Exercise directions: Search the material for the word "start" and copy every line in which it occurs.

Data section:
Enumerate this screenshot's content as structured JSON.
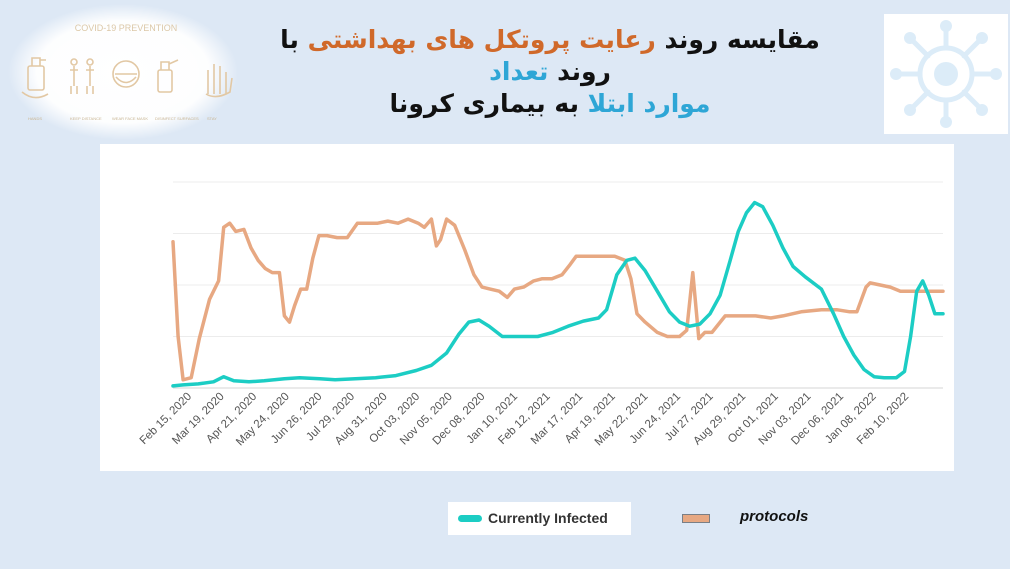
{
  "title": {
    "line1_parts": [
      {
        "text": "مقایسه روند ",
        "color": "dark"
      },
      {
        "text": "رعایت پروتکل های بهداشتی",
        "color": "orange"
      },
      {
        "text": " با روند ",
        "color": "dark"
      },
      {
        "text": "تعداد",
        "color": "blue"
      }
    ],
    "line2_parts": [
      {
        "text": "موارد ابتلا",
        "color": "blue"
      },
      {
        "text": " به بیماری کرونا",
        "color": "dark"
      }
    ]
  },
  "decoration": {
    "left_image_heading": "COVID-19 PREVENTION",
    "left_icon_names": [
      "sanitizer-icon",
      "social-distance-icon",
      "face-mask-icon",
      "disinfect-spray-icon",
      "hand-icon"
    ],
    "right_image_icon": "virus-icon"
  },
  "colors": {
    "infected": "#1ccdc4",
    "protocols": "#e7a882",
    "background": "#dde8f5",
    "title_orange": "#d0692a",
    "title_blue": "#2ea6d6"
  },
  "chart_data": {
    "type": "line",
    "x_tick_labels": [
      "Feb 15, 2020",
      "Mar 19, 2020",
      "Apr 21, 2020",
      "May 24, 2020",
      "Jun 26, 2020",
      "Jul 29, 2020",
      "Aug 31, 2020",
      "Oct 03, 2020",
      "Nov 05, 2020",
      "Dec 08, 2020",
      "Jan 10, 2021",
      "Feb 12, 2021",
      "Mar 17, 2021",
      "Apr 19, 2021",
      "May 22, 2021",
      "Jun 24, 2021",
      "Jul 27, 2021",
      "Aug 29, 2021",
      "Oct 01, 2021",
      "Nov 03, 2021",
      "Dec 06, 2021",
      "Jan 08, 2022",
      "Feb 10, 2022"
    ],
    "x_range": [
      0,
      760
    ],
    "y_range": [
      0,
      100
    ],
    "grid": "horizontal",
    "y_ticks_shown": false,
    "series": [
      {
        "name": "Currently Infected",
        "color": "#1ccdc4",
        "points": [
          [
            0,
            1
          ],
          [
            10,
            1.5
          ],
          [
            25,
            2
          ],
          [
            40,
            3
          ],
          [
            50,
            5.5
          ],
          [
            60,
            3.5
          ],
          [
            75,
            3
          ],
          [
            90,
            3.5
          ],
          [
            110,
            4.5
          ],
          [
            125,
            5
          ],
          [
            145,
            4.5
          ],
          [
            160,
            4
          ],
          [
            180,
            4.5
          ],
          [
            200,
            5
          ],
          [
            220,
            6
          ],
          [
            240,
            8.5
          ],
          [
            255,
            11
          ],
          [
            270,
            17
          ],
          [
            282,
            26
          ],
          [
            292,
            32
          ],
          [
            302,
            33
          ],
          [
            312,
            30
          ],
          [
            325,
            25
          ],
          [
            340,
            25
          ],
          [
            360,
            25
          ],
          [
            375,
            27
          ],
          [
            390,
            30
          ],
          [
            405,
            32.5
          ],
          [
            420,
            34
          ],
          [
            428,
            38
          ],
          [
            438,
            55
          ],
          [
            448,
            62
          ],
          [
            456,
            63
          ],
          [
            466,
            57
          ],
          [
            478,
            47
          ],
          [
            490,
            37
          ],
          [
            500,
            32
          ],
          [
            510,
            30
          ],
          [
            520,
            31
          ],
          [
            530,
            36
          ],
          [
            540,
            45
          ],
          [
            550,
            62
          ],
          [
            558,
            76
          ],
          [
            566,
            85
          ],
          [
            574,
            90
          ],
          [
            582,
            88
          ],
          [
            592,
            79
          ],
          [
            602,
            68
          ],
          [
            612,
            59
          ],
          [
            624,
            54
          ],
          [
            640,
            48
          ],
          [
            652,
            36
          ],
          [
            662,
            25
          ],
          [
            672,
            16
          ],
          [
            682,
            9
          ],
          [
            692,
            5.5
          ],
          [
            702,
            5
          ],
          [
            714,
            5
          ],
          [
            722,
            8
          ],
          [
            728,
            25
          ],
          [
            734,
            47
          ],
          [
            740,
            52
          ],
          [
            746,
            45
          ],
          [
            752,
            36
          ],
          [
            760,
            36
          ]
        ]
      },
      {
        "name": "protocols",
        "color": "#e7a882",
        "points": [
          [
            0,
            71
          ],
          [
            5,
            25
          ],
          [
            10,
            4
          ],
          [
            18,
            5
          ],
          [
            26,
            24
          ],
          [
            36,
            43
          ],
          [
            45,
            52
          ],
          [
            50,
            78
          ],
          [
            56,
            80
          ],
          [
            62,
            76
          ],
          [
            70,
            77
          ],
          [
            77,
            68
          ],
          [
            84,
            62
          ],
          [
            91,
            58
          ],
          [
            98,
            56
          ],
          [
            105,
            56
          ],
          [
            110,
            35
          ],
          [
            115,
            32
          ],
          [
            120,
            40
          ],
          [
            126,
            48
          ],
          [
            132,
            48
          ],
          [
            138,
            63
          ],
          [
            144,
            74
          ],
          [
            152,
            74
          ],
          [
            162,
            73
          ],
          [
            172,
            73
          ],
          [
            182,
            80
          ],
          [
            192,
            80
          ],
          [
            202,
            80
          ],
          [
            212,
            81
          ],
          [
            222,
            80
          ],
          [
            232,
            82
          ],
          [
            242,
            80
          ],
          [
            248,
            78
          ],
          [
            255,
            82
          ],
          [
            260,
            69
          ],
          [
            264,
            72
          ],
          [
            270,
            82
          ],
          [
            278,
            79
          ],
          [
            288,
            67
          ],
          [
            297,
            55
          ],
          [
            305,
            49
          ],
          [
            313,
            48
          ],
          [
            322,
            47
          ],
          [
            330,
            44
          ],
          [
            337,
            48
          ],
          [
            346,
            49
          ],
          [
            356,
            52
          ],
          [
            364,
            53
          ],
          [
            374,
            53
          ],
          [
            384,
            55
          ],
          [
            392,
            60
          ],
          [
            398,
            64
          ],
          [
            406,
            64
          ],
          [
            416,
            64
          ],
          [
            426,
            64
          ],
          [
            436,
            64
          ],
          [
            446,
            62
          ],
          [
            452,
            53
          ],
          [
            458,
            36
          ],
          [
            466,
            32
          ],
          [
            478,
            27
          ],
          [
            488,
            25
          ],
          [
            500,
            25
          ],
          [
            507,
            28
          ],
          [
            513,
            56
          ],
          [
            519,
            24
          ],
          [
            525,
            27
          ],
          [
            532,
            27
          ],
          [
            545,
            35
          ],
          [
            560,
            35
          ],
          [
            575,
            35
          ],
          [
            590,
            34
          ],
          [
            602,
            35
          ],
          [
            620,
            37
          ],
          [
            640,
            38
          ],
          [
            655,
            38
          ],
          [
            668,
            37
          ],
          [
            675,
            37
          ],
          [
            684,
            49
          ],
          [
            688,
            51
          ],
          [
            698,
            50
          ],
          [
            708,
            49
          ],
          [
            718,
            47
          ],
          [
            730,
            47
          ],
          [
            740,
            47
          ],
          [
            750,
            47
          ],
          [
            760,
            47
          ]
        ]
      }
    ]
  },
  "legend": {
    "infected_label": "Currently Infected",
    "protocols_label": "protocols"
  }
}
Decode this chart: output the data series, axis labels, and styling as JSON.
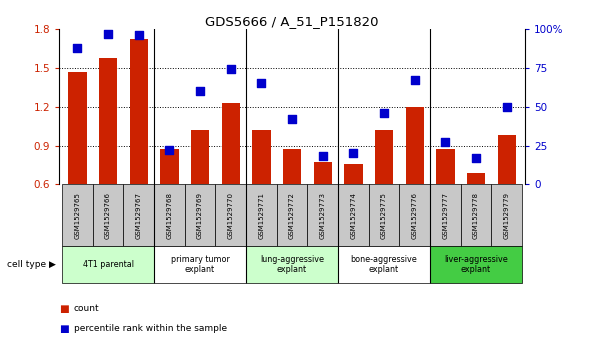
{
  "title": "GDS5666 / A_51_P151820",
  "samples": [
    "GSM1529765",
    "GSM1529766",
    "GSM1529767",
    "GSM1529768",
    "GSM1529769",
    "GSM1529770",
    "GSM1529771",
    "GSM1529772",
    "GSM1529773",
    "GSM1529774",
    "GSM1529775",
    "GSM1529776",
    "GSM1529777",
    "GSM1529778",
    "GSM1529779"
  ],
  "bar_values": [
    1.47,
    1.58,
    1.72,
    0.87,
    1.02,
    1.23,
    1.02,
    0.87,
    0.77,
    0.76,
    1.02,
    1.2,
    0.87,
    0.69,
    0.98
  ],
  "dot_values": [
    88,
    97,
    96,
    22,
    60,
    74,
    65,
    42,
    18,
    20,
    46,
    67,
    27,
    17,
    50
  ],
  "ylim_left": [
    0.6,
    1.8
  ],
  "ylim_right": [
    0,
    100
  ],
  "yticks_left": [
    0.6,
    0.9,
    1.2,
    1.5,
    1.8
  ],
  "yticks_right": [
    0,
    25,
    50,
    75,
    100
  ],
  "yticklabels_right": [
    "0",
    "25",
    "50",
    "75",
    "100%"
  ],
  "bar_color": "#cc2200",
  "dot_color": "#0000cc",
  "cell_groups": [
    {
      "label": "4T1 parental",
      "start": 0,
      "end": 3,
      "color": "#ccffcc"
    },
    {
      "label": "primary tumor\nexplant",
      "start": 3,
      "end": 6,
      "color": "#ffffff"
    },
    {
      "label": "lung-aggressive\nexplant",
      "start": 6,
      "end": 9,
      "color": "#ccffcc"
    },
    {
      "label": "bone-aggressive\nexplant",
      "start": 9,
      "end": 12,
      "color": "#ffffff"
    },
    {
      "label": "liver-aggressive\nexplant",
      "start": 12,
      "end": 15,
      "color": "#44cc44"
    }
  ],
  "group_dividers": [
    3,
    6,
    9,
    12
  ],
  "legend_items": [
    {
      "label": "count",
      "color": "#cc2200"
    },
    {
      "label": "percentile rank within the sample",
      "color": "#0000cc"
    }
  ],
  "cell_type_label": "cell type",
  "bg_color": "#ffffff",
  "tick_area_color": "#c8c8c8"
}
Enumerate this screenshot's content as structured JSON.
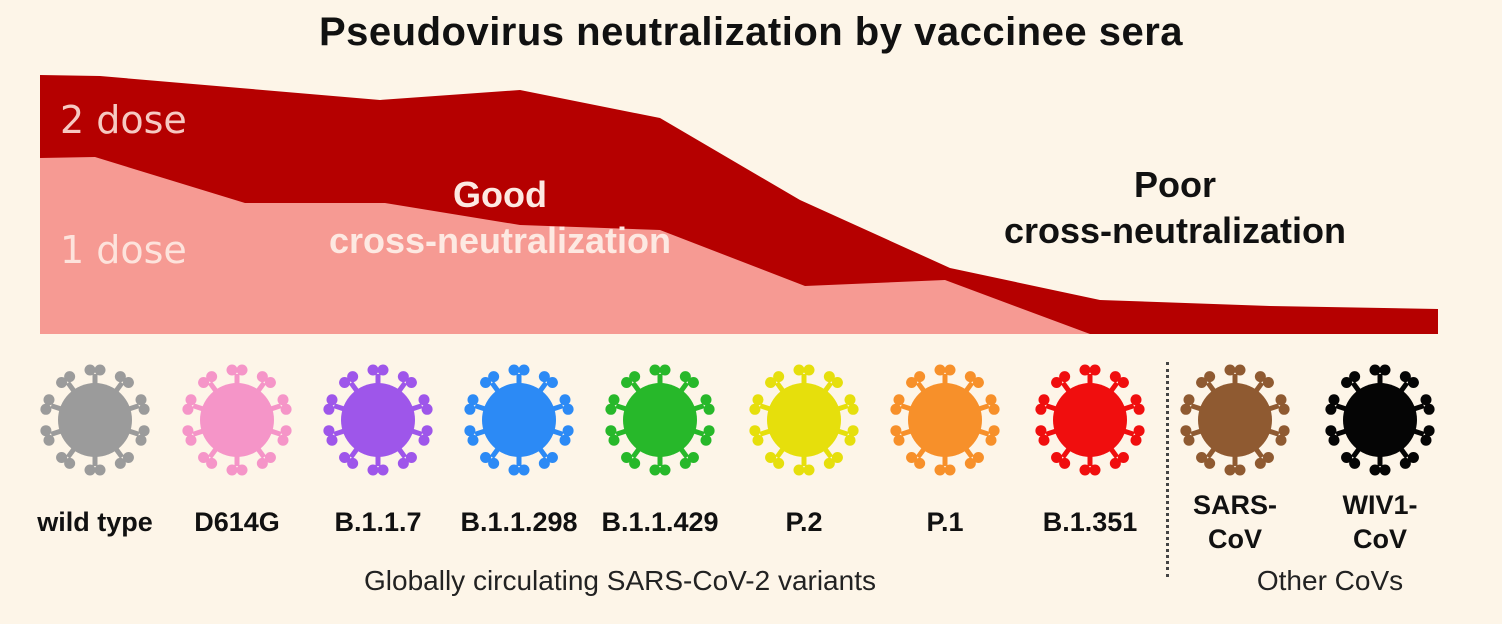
{
  "title": "Pseudovirus neutralization by vaccinee sera",
  "layers": {
    "two_dose": {
      "label": "2 dose",
      "color": "#b50000"
    },
    "one_dose": {
      "label": "1 dose",
      "color": "#f69a93"
    }
  },
  "annotations": {
    "good_line1": "Good",
    "good_line2": "cross-neutralization",
    "poor_line1": "Poor",
    "poor_line2": "cross-neutralization"
  },
  "variants": [
    {
      "label": "wild type",
      "color": "#9b9b9b"
    },
    {
      "label": "D614G",
      "color": "#f595c8"
    },
    {
      "label": "B.1.1.7",
      "color": "#9e56ea"
    },
    {
      "label": "B.1.1.298",
      "color": "#2c8af5"
    },
    {
      "label": "B.1.1.429",
      "color": "#27b82a"
    },
    {
      "label": "P.2",
      "color": "#e6df0c"
    },
    {
      "label": "P.1",
      "color": "#f7902a"
    },
    {
      "label": "B.1.351",
      "color": "#f00e0e"
    },
    {
      "label_lines": [
        "SARS-",
        "CoV"
      ],
      "color": "#8f5a31"
    },
    {
      "label_lines": [
        "WIV1-",
        "CoV"
      ],
      "color": "#050505"
    }
  ],
  "groups": {
    "main": "Globally circulating SARS-CoV-2 variants",
    "other": "Other CoVs"
  }
}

Task output:
      "start": 0,
      "start": 3,
      "start": 6,
      "start": 9,
      "start": 12,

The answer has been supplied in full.